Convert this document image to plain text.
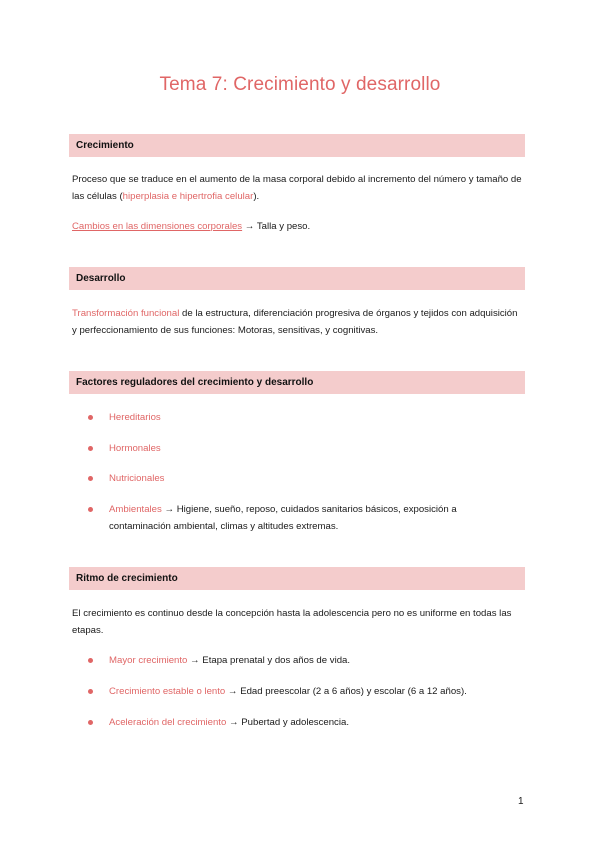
Tema 7: Crecimiento y desarrollo
Crecimiento

Proceso que se traduce en el aumento de la masa corporal debido al incremento del número y tamaño de las células (hiperplasia e hipertrofia celular).

Cambios en las dimensiones corporales → Talla y peso.

Desarrollo

Transformación funcional de la estructura, diferenciación progresiva de órganos y tejidos con adquisición y perfeccionamiento de sus funciones: Motoras, sensitivas, y cognitivas.

Factores reguladores del crecimiento y desarrollo
Hereditarios
Hormonales
Nutricionales
Ambientales → Higiene, sueño, reposo, cuidados sanitarios básicos, exposición a contaminación ambiental, climas y altitudes extremas.
Ritmo de crecimiento

El crecimiento es continuo desde la concepción hasta la adolescencia pero no es uniforme en todas las etapas.

Mayor crecimiento → Etapa prenatal y dos años de vida.
Crecimiento estable o lento → Edad preescolar (2 a 6 años) y escolar (6 a 12 años).
Aceleración del crecimiento → Pubertad y adolescencia.
1
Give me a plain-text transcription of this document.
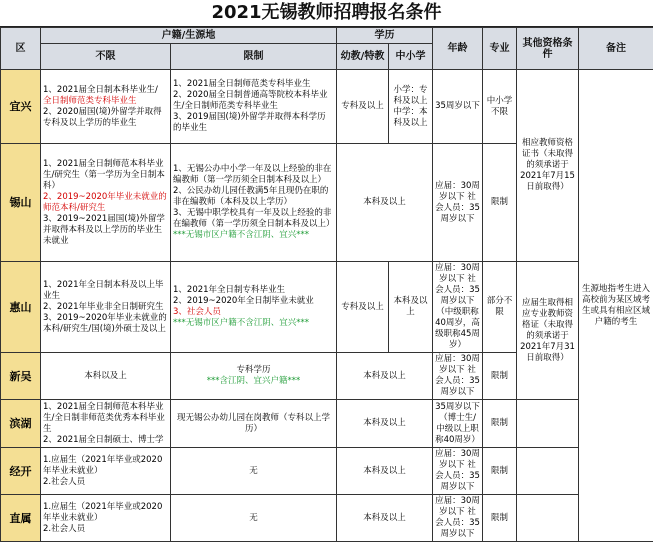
2021无锡教师招聘报名条件
区	户籍/生源地		学历		年龄	专业	其他资格条件	备注
	不限	限制	幼教/特教	中小学				
宜兴	1、2021届全日制本科毕业生/
全日制师范类专科毕业生
2、2020届国(境)外留学并取得
专科及以上学历的毕业生	1、2021届全日制师范类专科毕业生
2、2020届全日制普通高等院校本科毕业生/全日制师范类专科毕业生
3、2019届国(境)外留学并取得本科学历的毕业生	专科及以上	小学：专科及以上 中学：本科及以上	35周岁以下	中小学不限	相应教师资格证书（未取得的须承诺于2021年7月15日前取得）	生源地指考生进入高校前为某区域考生或具有相应区域户籍的考生
锡山	1、2021届全日制师范本科毕业生/研究生（第一学历为全日制本科）
2、2019~2020年毕业未就业的师范本科/研究生
3、2019~2021届国(境)外留学并取得本科及以上学历的毕业生未就业	1、无锡公办中小学一年及以上经验的非在编教师（第一学历须全日制本科及以上）
2、公民办幼儿园任教满5年且现仍在职的非在编教师（本科及以上学历）
3、无锡中职学校具有一年及以上经验的非在编教师（第一学历须全日制本科及以上）
***无锡市区户籍不含江阴、宜兴***	本科及以上		应届：30周岁以下 社会人员：35周岁以下	限制		
惠山	1、2021年全日制本科及以上毕业生
2、2021年毕业非全日制研究生
3、2019~2020年毕业未就业的本科/研究生/国(境)外硕士及以上	1、2021年全日制专科毕业生
2、2019~2020年全日制毕业未就业
3、社会人员
***无锡市区户籍不含江阴、宜兴***	专科及以上	本科及以上	应届：30周岁以下 社会人员：35周岁以下（中级职称40周岁，高级职称45周岁）	部分不限	应届生取得相应专业教师资格证（未取得的须承诺于2021年7月31日前取得）	
新吴	本科以及上	专科学历
***含江阴、宜兴户籍***	本科及以上		应届：30周岁以下 社会人员：35周岁以下	限制		
滨湖	1、2021届全日制师范本科毕业生/全日制非师范类优秀本科毕业生
2、2021届全日制硕士、博士学	现无锡公办幼儿园在岗教师（专科以上学历）	本科及以上		35周岁以下（博士生/中级以上职称40周岁）	限制		
经开	1.应届生（2021年毕业或2020年毕业未就业）
2.社会人员	无	本科及以上		应届：30周岁以下 社会人员：35周岁以下	限制		
直属	1.应届生（2021年毕业或2020年毕业未就业）
2.社会人员	无	本科及以上		应届：30周岁以下 社会人员：35周岁以下	限制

• _PROBLEM REQUIREMENTS_
Read the entries and pick out all lines that include the word "第一学历须全日制本科及以上".

• _SOLUTION FOR THIS PROBLEM_
3、2019~2021届国(境)外留学并取得本科及以上学历的毕业生未就业	1、无锡公办中小学一年及以上经验的非在编教师（第一学历须全日制本科及以上）
3、无锡中职学校具有一年及以上经验的非在编教师（第一学历须全日制本科及以上）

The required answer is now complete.